◆ Exercise requirements ◆
Can you render the records as a numbered list, running from their first line through the line containing "- point L5: [813, 180, 821, 198]", both included, and leaving out any blank lines?

◆ Supplied data ◆
----------------------------------------
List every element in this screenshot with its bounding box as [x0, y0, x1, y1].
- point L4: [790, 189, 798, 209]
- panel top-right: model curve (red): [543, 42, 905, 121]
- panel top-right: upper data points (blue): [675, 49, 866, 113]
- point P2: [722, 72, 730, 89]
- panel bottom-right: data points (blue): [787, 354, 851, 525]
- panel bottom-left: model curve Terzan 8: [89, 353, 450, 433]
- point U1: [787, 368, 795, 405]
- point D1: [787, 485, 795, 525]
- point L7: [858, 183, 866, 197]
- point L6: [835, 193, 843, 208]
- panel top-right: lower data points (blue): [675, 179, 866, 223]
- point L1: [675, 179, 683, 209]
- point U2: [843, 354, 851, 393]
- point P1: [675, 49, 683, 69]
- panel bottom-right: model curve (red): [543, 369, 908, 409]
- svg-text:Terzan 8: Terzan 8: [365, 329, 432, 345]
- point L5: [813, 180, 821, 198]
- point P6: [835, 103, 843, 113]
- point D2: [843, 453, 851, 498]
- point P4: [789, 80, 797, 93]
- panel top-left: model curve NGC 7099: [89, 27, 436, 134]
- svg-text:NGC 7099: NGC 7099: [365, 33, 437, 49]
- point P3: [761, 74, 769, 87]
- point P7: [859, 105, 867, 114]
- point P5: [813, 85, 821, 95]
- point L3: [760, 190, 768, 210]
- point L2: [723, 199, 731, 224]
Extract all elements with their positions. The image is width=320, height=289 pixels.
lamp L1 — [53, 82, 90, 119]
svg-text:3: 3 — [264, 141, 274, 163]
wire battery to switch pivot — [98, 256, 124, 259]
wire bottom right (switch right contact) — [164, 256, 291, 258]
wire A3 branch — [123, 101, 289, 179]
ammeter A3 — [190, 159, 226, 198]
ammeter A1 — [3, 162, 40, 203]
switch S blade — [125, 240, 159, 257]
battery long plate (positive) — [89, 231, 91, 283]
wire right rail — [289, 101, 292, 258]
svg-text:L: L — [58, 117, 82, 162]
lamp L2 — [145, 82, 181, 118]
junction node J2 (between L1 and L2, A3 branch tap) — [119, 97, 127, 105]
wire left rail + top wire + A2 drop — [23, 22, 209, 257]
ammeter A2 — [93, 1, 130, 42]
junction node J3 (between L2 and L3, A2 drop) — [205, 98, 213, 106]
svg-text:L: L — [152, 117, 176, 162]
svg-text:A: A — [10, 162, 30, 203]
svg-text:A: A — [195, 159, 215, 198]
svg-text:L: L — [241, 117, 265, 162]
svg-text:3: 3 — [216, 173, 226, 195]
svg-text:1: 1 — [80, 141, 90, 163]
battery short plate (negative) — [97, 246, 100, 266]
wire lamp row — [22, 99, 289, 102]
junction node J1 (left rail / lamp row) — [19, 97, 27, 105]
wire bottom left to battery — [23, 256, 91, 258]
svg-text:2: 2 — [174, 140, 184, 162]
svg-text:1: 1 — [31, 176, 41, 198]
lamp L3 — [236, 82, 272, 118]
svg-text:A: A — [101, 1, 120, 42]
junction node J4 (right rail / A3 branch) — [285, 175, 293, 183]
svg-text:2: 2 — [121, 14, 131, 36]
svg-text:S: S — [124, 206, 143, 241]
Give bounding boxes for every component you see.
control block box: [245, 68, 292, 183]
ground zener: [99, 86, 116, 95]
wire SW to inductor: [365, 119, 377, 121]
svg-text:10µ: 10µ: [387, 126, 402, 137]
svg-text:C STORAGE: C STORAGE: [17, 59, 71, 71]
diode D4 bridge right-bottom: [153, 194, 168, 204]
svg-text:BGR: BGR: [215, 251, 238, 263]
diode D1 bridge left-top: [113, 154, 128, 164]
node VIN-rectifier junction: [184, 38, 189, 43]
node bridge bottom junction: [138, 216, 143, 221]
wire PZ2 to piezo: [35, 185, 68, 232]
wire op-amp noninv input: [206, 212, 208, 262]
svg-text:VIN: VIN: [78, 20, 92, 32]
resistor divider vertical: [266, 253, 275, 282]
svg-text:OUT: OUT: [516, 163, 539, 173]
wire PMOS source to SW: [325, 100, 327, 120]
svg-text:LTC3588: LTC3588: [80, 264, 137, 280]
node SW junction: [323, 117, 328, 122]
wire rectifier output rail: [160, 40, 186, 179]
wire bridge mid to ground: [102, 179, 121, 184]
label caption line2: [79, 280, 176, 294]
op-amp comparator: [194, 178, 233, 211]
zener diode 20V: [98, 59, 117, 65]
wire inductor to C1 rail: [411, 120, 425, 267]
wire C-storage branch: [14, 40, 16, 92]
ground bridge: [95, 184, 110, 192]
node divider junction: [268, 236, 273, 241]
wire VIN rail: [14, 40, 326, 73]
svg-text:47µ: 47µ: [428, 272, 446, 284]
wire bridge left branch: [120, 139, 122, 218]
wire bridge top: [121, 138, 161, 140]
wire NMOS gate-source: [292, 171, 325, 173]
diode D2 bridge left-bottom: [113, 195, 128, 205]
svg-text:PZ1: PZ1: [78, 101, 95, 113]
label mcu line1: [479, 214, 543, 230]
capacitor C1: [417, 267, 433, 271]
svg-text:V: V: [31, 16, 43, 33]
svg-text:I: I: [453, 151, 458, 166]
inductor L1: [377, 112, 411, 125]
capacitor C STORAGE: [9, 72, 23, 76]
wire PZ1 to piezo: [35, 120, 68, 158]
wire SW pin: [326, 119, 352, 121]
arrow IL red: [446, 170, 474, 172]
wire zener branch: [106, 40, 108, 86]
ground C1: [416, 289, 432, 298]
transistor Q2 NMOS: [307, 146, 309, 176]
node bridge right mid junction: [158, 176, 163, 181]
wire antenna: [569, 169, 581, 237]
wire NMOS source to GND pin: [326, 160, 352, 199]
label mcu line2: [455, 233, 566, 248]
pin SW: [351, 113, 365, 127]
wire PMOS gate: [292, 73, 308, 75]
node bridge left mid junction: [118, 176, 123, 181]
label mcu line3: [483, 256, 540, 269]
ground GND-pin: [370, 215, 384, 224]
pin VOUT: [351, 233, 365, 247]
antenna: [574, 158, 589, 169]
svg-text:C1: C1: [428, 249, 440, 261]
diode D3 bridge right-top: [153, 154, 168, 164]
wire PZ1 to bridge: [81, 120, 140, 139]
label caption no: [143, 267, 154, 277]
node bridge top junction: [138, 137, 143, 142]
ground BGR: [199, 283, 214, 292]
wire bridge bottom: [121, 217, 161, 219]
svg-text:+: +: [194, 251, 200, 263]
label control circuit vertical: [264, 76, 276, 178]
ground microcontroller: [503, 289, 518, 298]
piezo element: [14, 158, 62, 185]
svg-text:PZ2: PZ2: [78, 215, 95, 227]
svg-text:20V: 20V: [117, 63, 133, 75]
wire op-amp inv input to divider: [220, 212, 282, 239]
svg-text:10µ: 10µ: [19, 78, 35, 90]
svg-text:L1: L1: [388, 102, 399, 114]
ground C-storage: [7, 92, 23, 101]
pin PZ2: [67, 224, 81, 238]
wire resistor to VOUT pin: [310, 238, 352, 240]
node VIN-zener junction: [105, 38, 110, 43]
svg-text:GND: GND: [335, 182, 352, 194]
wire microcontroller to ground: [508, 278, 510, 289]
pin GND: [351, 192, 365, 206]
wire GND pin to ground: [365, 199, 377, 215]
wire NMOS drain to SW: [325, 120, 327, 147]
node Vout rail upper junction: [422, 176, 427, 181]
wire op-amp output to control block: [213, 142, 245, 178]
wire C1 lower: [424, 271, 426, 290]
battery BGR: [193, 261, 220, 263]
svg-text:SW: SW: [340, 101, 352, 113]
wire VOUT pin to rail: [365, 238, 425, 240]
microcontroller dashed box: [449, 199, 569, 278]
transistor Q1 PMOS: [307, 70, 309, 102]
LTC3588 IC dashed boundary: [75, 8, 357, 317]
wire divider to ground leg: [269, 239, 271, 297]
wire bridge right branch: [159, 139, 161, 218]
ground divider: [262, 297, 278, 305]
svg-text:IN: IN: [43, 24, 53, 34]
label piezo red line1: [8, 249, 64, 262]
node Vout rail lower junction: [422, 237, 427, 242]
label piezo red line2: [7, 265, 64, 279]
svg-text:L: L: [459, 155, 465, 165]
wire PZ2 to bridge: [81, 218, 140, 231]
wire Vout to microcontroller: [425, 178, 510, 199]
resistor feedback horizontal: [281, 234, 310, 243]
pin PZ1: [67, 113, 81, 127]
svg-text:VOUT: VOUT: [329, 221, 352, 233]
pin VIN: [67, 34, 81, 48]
----------------------------------------
◆ Full output ◆
1. List every element in this screenshot with its bounding box as [x0, y0, x1, y1].
2. - point L4: [790, 189, 798, 209]
3. - panel top-right: model curve (red): [543, 42, 905, 121]
4. - panel top-right: upper data points (blue): [675, 49, 866, 113]
5. - point P2: [722, 72, 730, 89]
6. - panel bottom-right: data points (blue): [787, 354, 851, 525]
7. - panel bottom-left: model curve Terzan 8: [89, 353, 450, 433]
8. - point U1: [787, 368, 795, 405]
9. - point D1: [787, 485, 795, 525]
10. - point L7: [858, 183, 866, 197]
11. - point L6: [835, 193, 843, 208]
12. - panel top-right: lower data points (blue): [675, 179, 866, 223]
13. - point L1: [675, 179, 683, 209]
14. - point U2: [843, 354, 851, 393]
15. - point P1: [675, 49, 683, 69]
16. - panel bottom-right: model curve (red): [543, 369, 908, 409]
17. - svg-text:Terzan 8: Terzan 8: [365, 329, 432, 345]
18. - point L5: [813, 180, 821, 198]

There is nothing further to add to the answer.